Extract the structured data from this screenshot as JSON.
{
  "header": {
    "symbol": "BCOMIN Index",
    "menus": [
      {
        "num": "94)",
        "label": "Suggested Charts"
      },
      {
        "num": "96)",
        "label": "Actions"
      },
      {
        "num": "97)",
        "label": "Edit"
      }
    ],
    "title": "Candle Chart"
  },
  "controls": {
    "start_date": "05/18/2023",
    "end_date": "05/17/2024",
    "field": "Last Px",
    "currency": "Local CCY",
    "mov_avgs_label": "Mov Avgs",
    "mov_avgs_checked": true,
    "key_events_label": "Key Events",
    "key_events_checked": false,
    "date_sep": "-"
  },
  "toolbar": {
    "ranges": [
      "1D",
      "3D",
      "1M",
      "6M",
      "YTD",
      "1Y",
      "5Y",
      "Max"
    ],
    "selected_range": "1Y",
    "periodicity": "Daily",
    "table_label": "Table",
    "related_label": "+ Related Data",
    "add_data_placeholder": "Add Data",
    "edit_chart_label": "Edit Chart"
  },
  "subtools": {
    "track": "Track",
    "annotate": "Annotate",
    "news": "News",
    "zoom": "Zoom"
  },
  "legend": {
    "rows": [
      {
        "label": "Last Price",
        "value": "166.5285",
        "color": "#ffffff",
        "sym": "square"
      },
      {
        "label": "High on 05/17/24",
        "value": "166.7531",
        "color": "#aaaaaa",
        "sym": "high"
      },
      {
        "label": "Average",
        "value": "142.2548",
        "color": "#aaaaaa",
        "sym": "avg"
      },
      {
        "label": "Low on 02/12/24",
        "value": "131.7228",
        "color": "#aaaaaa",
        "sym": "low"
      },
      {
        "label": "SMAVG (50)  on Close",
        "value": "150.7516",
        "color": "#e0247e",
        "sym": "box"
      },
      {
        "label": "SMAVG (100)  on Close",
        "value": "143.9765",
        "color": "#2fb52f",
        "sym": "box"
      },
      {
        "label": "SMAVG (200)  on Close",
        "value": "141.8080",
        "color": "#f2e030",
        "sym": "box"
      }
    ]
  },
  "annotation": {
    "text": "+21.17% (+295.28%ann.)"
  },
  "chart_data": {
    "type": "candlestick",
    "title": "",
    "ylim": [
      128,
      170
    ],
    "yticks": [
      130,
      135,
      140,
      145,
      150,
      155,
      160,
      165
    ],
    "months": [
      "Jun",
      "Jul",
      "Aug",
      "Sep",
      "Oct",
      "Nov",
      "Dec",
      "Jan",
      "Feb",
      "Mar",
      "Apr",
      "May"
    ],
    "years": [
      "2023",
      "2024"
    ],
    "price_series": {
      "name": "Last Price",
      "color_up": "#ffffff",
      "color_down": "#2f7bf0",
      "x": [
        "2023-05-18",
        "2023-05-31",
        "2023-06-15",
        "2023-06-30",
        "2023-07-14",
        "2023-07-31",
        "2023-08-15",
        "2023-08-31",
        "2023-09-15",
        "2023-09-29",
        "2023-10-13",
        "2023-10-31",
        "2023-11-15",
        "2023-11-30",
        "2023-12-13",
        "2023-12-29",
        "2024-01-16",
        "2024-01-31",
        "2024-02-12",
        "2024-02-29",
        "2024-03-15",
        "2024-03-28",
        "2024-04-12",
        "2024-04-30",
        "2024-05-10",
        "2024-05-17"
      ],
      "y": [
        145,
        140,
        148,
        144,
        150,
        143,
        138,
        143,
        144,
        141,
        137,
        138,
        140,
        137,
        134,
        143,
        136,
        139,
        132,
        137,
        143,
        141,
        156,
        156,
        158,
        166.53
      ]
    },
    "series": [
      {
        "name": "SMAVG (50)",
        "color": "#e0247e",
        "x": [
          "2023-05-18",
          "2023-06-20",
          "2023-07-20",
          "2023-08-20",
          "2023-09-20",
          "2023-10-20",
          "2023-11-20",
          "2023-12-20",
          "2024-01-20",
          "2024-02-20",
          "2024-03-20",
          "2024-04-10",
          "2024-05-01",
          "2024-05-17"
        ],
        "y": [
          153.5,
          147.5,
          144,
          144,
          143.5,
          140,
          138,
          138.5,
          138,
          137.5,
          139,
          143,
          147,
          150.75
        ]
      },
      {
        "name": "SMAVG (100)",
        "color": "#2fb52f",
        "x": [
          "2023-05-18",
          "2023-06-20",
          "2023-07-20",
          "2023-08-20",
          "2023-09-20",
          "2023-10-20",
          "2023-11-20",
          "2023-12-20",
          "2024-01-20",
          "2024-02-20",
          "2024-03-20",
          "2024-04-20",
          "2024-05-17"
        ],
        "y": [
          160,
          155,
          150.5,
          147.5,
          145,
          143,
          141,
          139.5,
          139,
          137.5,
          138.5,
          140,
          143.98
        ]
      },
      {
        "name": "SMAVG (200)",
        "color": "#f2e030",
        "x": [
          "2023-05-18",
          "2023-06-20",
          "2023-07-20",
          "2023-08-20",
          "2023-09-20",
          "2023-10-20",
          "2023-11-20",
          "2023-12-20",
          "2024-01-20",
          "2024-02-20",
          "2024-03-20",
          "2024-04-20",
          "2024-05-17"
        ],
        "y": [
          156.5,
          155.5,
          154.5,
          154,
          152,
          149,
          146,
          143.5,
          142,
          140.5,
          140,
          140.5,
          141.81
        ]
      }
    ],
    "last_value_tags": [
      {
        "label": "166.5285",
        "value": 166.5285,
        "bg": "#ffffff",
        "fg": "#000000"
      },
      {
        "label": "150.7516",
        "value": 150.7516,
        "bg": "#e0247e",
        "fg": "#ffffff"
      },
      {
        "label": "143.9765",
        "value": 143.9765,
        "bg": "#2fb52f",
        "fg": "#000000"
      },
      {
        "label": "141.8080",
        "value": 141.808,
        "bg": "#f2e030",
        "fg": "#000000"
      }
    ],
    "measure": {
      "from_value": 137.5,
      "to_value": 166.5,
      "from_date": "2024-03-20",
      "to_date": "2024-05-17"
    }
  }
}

___

§ Goal of the exercise
In the material above, show every line where the word "Close" turns up.

§ Completed task
        "label": "SMAVG (50)  on Close",
        "label": "SMAVG (100)  on Close",
        "label": "SMAVG (200)  on Close",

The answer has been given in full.